**WHAT YOU SHOULD DO:**
Copy out lines with the word "each" from the material that follows.

((

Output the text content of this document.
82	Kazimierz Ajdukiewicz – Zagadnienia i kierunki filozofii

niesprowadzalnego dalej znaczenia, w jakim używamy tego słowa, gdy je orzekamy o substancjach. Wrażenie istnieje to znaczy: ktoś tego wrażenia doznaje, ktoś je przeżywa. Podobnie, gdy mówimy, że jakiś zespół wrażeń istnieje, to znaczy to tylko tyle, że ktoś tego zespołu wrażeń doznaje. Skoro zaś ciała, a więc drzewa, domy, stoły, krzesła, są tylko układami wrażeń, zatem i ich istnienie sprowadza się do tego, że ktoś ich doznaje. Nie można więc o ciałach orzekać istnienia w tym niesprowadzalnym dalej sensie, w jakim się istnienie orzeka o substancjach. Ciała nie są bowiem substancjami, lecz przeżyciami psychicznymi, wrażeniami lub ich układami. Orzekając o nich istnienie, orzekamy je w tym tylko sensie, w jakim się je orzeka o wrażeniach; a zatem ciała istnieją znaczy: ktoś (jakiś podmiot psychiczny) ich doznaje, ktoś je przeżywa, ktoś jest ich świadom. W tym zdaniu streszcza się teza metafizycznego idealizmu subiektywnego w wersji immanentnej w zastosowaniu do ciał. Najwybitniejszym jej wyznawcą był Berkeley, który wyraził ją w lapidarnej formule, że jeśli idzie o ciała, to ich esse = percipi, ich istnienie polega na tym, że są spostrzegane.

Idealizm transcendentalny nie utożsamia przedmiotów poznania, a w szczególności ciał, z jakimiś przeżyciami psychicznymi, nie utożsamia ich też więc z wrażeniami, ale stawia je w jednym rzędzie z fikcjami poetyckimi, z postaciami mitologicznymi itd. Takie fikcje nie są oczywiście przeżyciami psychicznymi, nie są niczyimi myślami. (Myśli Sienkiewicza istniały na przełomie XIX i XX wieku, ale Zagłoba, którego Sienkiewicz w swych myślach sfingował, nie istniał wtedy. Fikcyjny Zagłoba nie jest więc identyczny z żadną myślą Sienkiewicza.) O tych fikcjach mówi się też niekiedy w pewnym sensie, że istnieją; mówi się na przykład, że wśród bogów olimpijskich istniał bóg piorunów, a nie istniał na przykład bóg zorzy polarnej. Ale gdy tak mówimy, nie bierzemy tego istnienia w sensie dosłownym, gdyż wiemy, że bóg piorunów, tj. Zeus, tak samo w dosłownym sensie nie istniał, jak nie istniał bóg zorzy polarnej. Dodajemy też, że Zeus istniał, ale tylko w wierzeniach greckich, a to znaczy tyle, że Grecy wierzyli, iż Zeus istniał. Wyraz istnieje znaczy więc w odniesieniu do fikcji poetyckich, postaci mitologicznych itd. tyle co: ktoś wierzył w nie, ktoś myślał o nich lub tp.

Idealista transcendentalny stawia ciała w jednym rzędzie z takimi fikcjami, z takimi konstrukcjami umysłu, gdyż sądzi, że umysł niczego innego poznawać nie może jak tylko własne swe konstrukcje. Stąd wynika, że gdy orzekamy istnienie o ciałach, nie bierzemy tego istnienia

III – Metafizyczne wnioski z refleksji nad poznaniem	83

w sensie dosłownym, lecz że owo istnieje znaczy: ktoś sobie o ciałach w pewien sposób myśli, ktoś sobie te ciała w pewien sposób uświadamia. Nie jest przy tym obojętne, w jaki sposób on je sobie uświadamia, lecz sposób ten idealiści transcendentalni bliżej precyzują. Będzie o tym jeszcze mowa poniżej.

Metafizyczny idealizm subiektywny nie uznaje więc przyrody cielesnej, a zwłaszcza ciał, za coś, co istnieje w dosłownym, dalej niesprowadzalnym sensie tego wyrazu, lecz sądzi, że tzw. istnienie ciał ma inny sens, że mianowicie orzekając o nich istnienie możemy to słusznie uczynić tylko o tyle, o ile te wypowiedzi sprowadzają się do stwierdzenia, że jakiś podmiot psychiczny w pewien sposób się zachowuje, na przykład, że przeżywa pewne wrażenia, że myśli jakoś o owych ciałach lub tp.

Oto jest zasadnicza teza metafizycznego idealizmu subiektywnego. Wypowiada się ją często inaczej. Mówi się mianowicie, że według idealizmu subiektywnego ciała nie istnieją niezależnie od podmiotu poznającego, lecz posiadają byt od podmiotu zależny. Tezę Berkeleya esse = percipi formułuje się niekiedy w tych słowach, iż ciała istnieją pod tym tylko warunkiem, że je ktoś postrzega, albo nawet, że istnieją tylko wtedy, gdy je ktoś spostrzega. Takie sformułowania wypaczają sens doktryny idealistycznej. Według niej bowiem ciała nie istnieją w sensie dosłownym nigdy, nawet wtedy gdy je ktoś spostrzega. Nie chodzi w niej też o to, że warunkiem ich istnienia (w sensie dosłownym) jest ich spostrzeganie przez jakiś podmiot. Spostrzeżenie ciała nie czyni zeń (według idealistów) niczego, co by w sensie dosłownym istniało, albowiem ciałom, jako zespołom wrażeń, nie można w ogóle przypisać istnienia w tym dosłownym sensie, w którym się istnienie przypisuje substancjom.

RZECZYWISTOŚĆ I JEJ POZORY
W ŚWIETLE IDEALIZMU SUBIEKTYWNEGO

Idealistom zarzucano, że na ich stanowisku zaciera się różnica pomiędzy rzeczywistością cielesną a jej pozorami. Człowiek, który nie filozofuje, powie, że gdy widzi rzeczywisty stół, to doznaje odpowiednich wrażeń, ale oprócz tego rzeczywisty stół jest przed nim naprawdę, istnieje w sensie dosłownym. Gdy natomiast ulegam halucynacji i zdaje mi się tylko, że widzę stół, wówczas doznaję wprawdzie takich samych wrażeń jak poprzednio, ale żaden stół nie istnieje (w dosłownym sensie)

))
((

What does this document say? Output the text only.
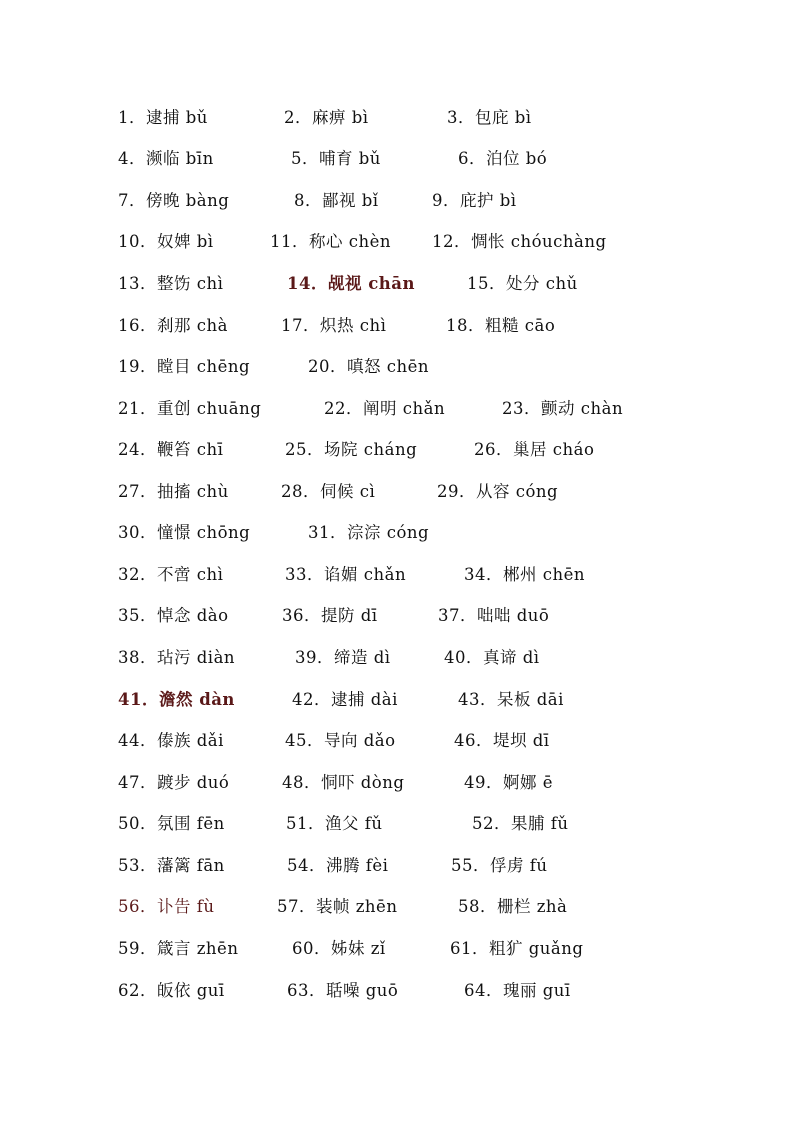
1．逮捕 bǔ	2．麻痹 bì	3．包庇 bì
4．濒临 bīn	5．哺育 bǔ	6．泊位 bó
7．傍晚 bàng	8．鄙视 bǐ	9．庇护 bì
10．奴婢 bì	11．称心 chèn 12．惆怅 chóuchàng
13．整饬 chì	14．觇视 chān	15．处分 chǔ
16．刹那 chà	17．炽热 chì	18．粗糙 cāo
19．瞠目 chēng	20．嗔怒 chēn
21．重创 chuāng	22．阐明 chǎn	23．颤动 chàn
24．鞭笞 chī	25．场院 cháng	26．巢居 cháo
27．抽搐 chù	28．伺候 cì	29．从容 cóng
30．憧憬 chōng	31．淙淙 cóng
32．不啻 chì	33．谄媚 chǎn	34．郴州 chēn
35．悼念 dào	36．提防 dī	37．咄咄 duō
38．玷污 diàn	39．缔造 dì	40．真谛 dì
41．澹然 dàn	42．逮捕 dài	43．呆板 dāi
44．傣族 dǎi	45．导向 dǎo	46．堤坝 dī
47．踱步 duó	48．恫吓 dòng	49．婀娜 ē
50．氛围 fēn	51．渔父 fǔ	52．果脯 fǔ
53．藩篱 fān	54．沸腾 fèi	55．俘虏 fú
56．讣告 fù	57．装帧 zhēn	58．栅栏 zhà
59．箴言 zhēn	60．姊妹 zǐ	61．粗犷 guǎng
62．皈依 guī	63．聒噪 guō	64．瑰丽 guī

))
((

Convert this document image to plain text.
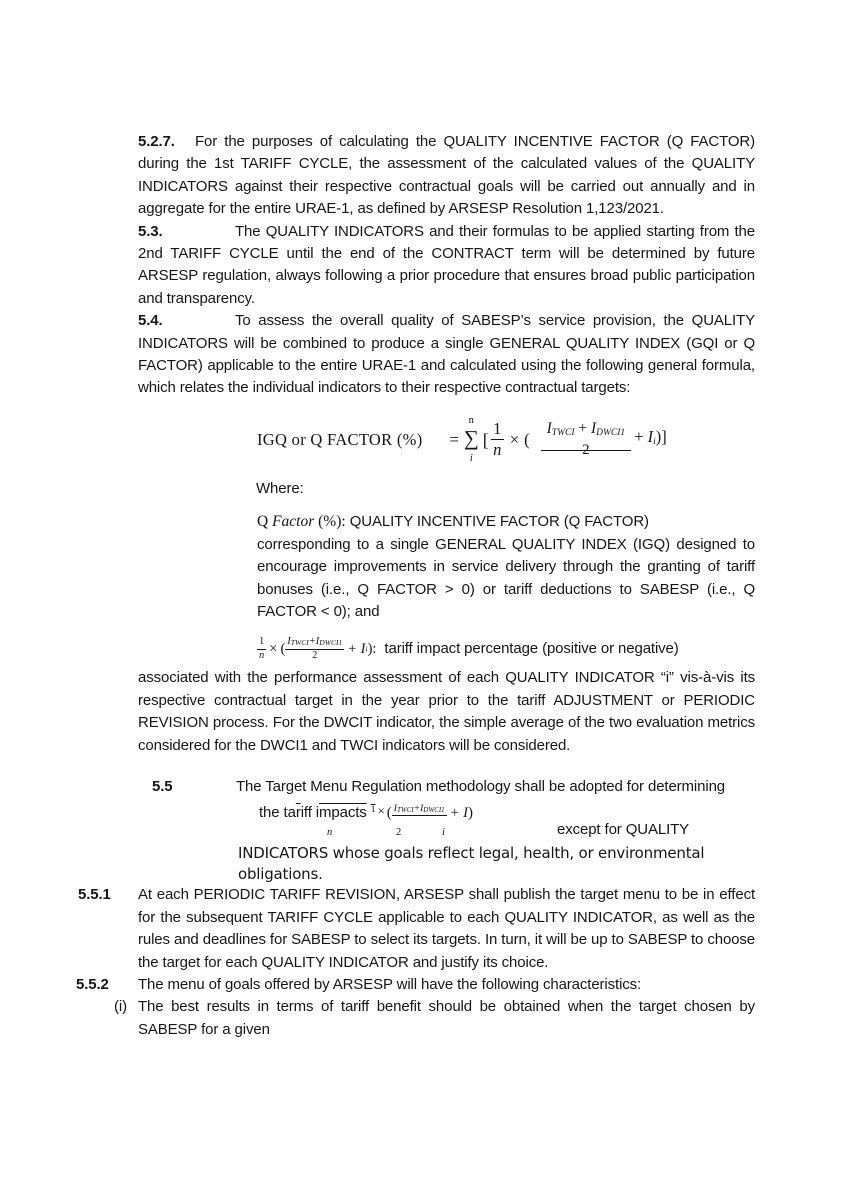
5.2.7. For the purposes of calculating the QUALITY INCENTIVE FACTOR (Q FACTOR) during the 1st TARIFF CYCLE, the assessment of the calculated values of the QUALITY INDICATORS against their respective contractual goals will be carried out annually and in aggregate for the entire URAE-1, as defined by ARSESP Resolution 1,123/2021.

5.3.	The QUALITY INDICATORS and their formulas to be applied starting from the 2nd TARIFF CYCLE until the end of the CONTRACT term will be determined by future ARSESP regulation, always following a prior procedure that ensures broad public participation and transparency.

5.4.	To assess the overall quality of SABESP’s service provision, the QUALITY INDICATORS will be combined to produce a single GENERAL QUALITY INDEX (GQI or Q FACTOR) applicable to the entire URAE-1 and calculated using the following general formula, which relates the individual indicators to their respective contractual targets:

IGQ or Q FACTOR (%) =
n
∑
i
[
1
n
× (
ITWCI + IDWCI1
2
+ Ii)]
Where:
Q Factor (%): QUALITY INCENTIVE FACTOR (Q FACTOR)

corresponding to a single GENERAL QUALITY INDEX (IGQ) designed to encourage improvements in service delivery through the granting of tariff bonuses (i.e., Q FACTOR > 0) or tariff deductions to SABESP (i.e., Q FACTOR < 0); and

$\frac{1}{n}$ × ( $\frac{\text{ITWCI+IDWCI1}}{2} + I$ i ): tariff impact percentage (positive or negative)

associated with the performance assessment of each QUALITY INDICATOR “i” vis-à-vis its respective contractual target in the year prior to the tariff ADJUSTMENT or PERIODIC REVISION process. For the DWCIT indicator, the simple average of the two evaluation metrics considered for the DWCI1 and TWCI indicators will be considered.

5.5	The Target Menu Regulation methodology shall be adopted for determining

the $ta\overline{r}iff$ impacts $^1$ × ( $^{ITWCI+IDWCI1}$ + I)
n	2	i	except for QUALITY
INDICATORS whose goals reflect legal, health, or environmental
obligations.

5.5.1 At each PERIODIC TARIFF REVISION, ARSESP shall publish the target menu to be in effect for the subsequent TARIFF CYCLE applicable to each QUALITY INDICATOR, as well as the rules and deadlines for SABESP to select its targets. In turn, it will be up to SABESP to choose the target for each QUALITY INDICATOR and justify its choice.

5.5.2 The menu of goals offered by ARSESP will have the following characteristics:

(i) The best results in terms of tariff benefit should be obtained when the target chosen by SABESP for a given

))

**OUTPUT FOR THIS EXERCISE:**
associated with the performance assessment of each QUALITY INDICATOR “i” vis-à-vis its respective contractual target in the year prior to the tariff ADJUSTMENT or PERIODIC REVISION process. For the DWCIT indicator, the simple average of the two evaluation metrics considered for the DWCI1 and TWCI indicators will be considered.
5.5.1 At each PERIODIC TARIFF REVISION, ARSESP shall publish the target menu to be in effect for the subsequent TARIFF CYCLE applicable to each QUALITY INDICATOR, as well as the rules and deadlines for SABESP to select its targets. In turn, it will be up to SABESP to choose the target for each QUALITY INDICATOR and justify its choice.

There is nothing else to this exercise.